EXERCISE DETAILS
In the material below, the lines containing the word "رواية" are required; copy each of them.

###

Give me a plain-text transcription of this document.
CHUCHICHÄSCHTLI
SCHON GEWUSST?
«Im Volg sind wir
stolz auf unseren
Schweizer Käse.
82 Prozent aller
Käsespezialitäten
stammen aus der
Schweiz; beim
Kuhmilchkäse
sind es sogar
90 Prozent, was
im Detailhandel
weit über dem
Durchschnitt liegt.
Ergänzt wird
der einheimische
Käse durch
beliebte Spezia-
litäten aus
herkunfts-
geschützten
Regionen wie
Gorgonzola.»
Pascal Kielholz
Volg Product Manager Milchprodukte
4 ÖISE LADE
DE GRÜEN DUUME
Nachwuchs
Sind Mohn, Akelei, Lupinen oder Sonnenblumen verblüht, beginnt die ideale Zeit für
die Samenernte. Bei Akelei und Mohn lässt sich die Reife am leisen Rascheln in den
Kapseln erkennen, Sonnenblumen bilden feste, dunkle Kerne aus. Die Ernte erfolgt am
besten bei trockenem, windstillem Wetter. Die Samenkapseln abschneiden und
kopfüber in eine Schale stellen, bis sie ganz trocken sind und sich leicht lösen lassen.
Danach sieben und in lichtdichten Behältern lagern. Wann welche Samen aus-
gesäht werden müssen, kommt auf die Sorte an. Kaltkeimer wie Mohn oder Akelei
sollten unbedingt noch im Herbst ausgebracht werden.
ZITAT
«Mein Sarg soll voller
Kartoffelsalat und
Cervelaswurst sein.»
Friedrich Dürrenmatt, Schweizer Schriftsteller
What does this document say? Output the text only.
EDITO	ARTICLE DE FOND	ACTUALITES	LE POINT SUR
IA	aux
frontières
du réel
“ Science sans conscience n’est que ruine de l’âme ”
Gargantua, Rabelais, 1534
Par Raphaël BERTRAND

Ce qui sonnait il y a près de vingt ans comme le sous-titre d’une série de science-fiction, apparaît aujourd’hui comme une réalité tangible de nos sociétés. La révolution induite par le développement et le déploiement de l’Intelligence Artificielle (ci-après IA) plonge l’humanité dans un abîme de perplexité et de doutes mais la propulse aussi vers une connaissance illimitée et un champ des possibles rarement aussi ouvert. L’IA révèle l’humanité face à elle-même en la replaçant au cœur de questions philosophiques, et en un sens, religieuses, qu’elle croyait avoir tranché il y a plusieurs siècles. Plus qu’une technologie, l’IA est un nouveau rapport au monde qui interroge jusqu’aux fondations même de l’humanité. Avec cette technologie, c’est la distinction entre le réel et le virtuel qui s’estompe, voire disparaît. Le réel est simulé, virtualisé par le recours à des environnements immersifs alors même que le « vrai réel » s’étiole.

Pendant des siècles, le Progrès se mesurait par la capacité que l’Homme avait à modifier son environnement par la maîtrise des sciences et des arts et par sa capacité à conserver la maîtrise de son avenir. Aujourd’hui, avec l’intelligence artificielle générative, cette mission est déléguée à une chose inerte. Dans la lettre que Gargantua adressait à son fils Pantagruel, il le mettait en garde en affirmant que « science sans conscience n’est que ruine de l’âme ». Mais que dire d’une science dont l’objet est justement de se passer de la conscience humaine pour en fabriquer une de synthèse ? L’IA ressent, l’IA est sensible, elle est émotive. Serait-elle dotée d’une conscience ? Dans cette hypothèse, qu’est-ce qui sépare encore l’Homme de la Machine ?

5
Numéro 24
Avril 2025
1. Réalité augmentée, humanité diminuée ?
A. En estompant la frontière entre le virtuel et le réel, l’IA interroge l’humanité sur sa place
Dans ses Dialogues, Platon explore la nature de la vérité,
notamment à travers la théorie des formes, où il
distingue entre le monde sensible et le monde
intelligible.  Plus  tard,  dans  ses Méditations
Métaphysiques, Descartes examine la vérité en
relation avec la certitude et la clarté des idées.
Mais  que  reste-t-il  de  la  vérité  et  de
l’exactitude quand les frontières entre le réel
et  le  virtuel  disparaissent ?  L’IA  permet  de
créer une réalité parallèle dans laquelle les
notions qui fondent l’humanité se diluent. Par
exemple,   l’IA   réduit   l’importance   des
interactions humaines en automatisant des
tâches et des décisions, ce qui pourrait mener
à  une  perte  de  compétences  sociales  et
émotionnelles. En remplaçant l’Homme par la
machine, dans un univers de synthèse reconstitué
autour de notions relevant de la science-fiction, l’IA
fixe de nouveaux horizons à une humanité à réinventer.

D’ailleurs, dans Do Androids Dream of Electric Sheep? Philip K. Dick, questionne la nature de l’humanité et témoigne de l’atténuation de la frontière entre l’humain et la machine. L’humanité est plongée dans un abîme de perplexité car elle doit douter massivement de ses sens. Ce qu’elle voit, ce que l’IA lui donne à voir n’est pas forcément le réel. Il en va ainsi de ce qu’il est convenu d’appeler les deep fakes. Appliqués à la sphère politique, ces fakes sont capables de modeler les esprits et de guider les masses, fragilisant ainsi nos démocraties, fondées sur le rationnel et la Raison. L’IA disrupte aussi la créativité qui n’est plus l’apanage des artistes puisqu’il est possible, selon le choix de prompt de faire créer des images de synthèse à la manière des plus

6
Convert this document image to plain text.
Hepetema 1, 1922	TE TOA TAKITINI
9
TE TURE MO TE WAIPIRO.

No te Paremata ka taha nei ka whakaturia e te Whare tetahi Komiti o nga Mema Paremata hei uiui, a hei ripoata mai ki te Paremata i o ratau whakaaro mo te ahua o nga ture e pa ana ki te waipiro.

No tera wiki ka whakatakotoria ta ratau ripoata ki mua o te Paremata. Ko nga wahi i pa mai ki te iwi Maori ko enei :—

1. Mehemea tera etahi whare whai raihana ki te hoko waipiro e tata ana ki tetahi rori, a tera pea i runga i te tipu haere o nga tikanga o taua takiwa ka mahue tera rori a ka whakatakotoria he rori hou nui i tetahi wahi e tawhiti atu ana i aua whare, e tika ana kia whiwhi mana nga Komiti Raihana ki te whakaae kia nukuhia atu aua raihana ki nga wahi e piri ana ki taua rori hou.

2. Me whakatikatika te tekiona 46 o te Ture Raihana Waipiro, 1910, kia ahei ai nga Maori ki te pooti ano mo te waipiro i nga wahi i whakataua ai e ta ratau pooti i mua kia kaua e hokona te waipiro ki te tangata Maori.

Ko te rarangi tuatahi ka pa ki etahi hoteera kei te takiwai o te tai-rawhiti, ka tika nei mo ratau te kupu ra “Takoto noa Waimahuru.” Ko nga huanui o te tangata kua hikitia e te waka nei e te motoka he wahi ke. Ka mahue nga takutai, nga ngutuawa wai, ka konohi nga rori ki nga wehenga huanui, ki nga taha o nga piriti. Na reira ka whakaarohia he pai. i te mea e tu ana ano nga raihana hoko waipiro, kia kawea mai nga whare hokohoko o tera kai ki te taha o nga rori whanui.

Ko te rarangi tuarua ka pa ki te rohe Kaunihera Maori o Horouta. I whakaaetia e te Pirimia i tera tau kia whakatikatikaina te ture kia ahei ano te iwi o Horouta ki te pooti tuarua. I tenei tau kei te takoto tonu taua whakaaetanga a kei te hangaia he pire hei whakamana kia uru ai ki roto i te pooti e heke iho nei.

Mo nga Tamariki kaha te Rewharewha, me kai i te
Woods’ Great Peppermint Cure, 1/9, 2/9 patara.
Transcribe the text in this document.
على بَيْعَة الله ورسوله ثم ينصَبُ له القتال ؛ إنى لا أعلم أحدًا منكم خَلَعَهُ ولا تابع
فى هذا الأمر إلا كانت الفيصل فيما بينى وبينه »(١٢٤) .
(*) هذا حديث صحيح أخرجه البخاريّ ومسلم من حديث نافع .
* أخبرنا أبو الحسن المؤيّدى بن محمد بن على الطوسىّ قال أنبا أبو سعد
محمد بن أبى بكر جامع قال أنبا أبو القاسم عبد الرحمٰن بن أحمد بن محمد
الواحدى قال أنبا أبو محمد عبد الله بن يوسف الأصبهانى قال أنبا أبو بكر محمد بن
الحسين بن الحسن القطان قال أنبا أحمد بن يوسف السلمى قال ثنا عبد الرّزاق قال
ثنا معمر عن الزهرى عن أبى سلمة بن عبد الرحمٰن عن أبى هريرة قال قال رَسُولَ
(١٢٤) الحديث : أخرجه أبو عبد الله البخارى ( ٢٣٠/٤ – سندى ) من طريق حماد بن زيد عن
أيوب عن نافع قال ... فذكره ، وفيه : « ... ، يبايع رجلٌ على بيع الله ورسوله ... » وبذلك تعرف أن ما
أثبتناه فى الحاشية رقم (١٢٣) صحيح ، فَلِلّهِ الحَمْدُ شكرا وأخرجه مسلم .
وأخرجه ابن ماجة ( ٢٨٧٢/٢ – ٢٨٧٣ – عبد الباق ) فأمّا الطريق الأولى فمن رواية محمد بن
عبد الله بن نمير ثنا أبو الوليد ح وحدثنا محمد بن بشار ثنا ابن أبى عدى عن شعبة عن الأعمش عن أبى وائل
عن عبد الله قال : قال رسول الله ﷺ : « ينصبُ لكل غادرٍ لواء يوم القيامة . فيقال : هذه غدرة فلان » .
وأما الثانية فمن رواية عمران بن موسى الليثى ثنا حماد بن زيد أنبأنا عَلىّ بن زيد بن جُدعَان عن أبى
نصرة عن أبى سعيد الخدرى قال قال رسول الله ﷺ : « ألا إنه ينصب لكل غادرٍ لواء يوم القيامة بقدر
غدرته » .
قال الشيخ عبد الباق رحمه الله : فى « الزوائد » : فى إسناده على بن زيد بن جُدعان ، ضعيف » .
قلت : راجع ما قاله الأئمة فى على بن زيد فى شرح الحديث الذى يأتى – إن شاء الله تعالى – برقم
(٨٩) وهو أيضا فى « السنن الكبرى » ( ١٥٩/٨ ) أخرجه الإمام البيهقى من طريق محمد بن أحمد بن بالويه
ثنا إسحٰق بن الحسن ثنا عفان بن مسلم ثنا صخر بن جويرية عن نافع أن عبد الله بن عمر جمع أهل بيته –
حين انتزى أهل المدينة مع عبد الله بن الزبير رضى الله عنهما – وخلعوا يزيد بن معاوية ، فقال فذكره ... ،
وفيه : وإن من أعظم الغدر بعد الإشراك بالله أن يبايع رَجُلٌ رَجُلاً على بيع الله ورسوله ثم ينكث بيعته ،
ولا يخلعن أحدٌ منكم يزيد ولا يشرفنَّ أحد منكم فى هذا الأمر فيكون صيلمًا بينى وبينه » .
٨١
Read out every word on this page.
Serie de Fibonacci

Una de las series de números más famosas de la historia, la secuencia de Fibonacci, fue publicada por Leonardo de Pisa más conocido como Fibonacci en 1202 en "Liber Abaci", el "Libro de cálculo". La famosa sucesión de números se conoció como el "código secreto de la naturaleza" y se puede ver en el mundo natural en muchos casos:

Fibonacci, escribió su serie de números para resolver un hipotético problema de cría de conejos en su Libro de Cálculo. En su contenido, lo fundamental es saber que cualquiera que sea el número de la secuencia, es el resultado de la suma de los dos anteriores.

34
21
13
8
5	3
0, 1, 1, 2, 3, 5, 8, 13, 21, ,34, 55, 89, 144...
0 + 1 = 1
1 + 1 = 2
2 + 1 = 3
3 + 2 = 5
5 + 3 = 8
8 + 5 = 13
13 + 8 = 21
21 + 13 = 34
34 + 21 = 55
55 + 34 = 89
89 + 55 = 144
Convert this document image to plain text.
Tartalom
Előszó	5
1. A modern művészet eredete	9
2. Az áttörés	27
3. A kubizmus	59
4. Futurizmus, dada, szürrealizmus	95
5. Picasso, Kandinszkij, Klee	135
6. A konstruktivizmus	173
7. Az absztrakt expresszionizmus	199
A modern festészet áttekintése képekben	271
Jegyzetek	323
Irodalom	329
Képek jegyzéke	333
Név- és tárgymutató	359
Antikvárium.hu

###

PROBLEM SOLUTION
وأخرجه ابن ماجة ( ٢٨٧٢/٢ – ٢٨٧٣ – عبد الباق ) فأمّا الطريق الأولى فمن رواية محمد بن
وأما الثانية فمن رواية عمران بن موسى الليثى ثنا حماد بن زيد أنبأنا عَلىّ بن زيد بن جُدعَان عن أبى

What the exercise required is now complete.